Please output everything in the data below, from its very first line down to the line that contains "cell: 7.2 — [542, 222, 579, 235]", with both of those lines included. Reproduce each line without any change.

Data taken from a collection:
┏━━

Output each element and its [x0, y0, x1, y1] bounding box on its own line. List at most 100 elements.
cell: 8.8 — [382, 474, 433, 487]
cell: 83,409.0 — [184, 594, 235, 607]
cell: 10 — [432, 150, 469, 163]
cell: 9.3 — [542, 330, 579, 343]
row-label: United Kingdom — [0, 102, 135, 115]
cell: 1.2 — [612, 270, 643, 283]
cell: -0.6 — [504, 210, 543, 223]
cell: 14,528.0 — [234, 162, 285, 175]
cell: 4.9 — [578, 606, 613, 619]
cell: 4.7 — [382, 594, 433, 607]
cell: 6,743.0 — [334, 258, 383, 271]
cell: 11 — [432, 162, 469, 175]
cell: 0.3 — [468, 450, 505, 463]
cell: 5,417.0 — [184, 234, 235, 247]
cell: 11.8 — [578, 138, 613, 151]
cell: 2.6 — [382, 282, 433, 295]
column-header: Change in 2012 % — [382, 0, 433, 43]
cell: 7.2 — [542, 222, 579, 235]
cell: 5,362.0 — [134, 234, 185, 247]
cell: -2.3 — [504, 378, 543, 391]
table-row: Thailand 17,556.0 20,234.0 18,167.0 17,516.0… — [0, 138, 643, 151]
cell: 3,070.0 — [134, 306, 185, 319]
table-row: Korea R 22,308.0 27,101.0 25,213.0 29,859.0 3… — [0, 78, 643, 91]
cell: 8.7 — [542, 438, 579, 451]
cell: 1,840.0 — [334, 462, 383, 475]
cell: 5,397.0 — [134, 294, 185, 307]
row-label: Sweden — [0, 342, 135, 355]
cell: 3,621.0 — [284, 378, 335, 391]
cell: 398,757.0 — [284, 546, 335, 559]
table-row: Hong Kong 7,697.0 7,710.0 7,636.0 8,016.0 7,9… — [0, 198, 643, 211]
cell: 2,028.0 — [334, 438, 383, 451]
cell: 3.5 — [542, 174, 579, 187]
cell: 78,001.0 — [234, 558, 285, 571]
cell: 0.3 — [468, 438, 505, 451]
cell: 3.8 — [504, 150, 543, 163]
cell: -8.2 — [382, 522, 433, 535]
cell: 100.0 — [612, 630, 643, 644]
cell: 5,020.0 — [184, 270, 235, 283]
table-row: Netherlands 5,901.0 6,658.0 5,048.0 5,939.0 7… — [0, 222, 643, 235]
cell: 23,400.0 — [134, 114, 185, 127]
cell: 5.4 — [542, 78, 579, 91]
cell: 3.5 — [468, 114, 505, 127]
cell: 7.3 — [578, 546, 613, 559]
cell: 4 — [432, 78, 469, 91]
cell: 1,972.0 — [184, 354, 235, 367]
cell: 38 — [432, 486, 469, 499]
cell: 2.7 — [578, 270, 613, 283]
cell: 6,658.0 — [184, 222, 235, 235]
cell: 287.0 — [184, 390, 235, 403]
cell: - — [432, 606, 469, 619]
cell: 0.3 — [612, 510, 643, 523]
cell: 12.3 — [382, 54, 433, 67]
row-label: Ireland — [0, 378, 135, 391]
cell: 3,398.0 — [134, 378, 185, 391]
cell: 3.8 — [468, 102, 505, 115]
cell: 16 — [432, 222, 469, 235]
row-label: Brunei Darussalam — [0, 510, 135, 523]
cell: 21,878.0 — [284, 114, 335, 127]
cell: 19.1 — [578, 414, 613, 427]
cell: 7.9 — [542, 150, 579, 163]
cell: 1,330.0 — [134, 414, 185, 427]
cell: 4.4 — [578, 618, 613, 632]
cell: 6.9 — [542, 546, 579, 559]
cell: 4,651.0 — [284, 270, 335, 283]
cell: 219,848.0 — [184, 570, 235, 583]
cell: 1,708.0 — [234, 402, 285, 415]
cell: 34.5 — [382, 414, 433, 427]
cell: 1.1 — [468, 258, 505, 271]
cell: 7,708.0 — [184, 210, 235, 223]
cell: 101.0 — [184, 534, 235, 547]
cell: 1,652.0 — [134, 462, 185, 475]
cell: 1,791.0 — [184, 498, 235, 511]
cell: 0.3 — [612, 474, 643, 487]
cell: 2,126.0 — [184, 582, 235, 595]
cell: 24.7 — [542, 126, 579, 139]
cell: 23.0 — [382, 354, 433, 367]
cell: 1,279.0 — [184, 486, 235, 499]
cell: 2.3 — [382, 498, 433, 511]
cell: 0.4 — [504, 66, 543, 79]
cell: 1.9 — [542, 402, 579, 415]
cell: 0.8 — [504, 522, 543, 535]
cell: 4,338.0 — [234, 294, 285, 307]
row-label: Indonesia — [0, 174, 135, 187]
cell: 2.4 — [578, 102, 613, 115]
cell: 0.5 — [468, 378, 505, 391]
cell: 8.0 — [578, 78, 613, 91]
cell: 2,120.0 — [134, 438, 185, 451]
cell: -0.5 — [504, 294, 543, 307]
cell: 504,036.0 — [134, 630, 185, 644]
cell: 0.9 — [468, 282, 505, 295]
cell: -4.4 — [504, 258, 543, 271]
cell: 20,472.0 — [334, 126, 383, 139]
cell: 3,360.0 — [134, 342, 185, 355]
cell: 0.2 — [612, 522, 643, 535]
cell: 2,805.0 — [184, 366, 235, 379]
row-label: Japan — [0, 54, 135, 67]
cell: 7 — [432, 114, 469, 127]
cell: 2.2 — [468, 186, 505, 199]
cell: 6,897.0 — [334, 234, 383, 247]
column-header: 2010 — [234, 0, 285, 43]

┗━━

- _Solution below_
Output each element and its [x0, y0, x1, y1] bounding box on its own line. List at most 100 elements.
cell: 8.8 — [382, 474, 433, 487]
cell: 83,409.0 — [184, 594, 235, 607]
cell: 10 — [432, 150, 469, 163]
cell: 9.3 — [542, 330, 579, 343]
row-label: United Kingdom — [0, 102, 135, 115]
cell: 1.2 — [612, 270, 643, 283]
cell: -0.6 — [504, 210, 543, 223]
cell: 14,528.0 — [234, 162, 285, 175]
cell: 4.9 — [578, 606, 613, 619]
cell: 4.7 — [382, 594, 433, 607]
cell: 6,743.0 — [334, 258, 383, 271]
cell: 11 — [432, 162, 469, 175]
cell: 0.3 — [468, 450, 505, 463]
cell: 5,417.0 — [184, 234, 235, 247]
cell: 11.8 — [578, 138, 613, 151]
cell: 2.6 — [382, 282, 433, 295]
column-header: Change in 2012 % — [382, 0, 433, 43]
cell: 7.2 — [542, 222, 579, 235]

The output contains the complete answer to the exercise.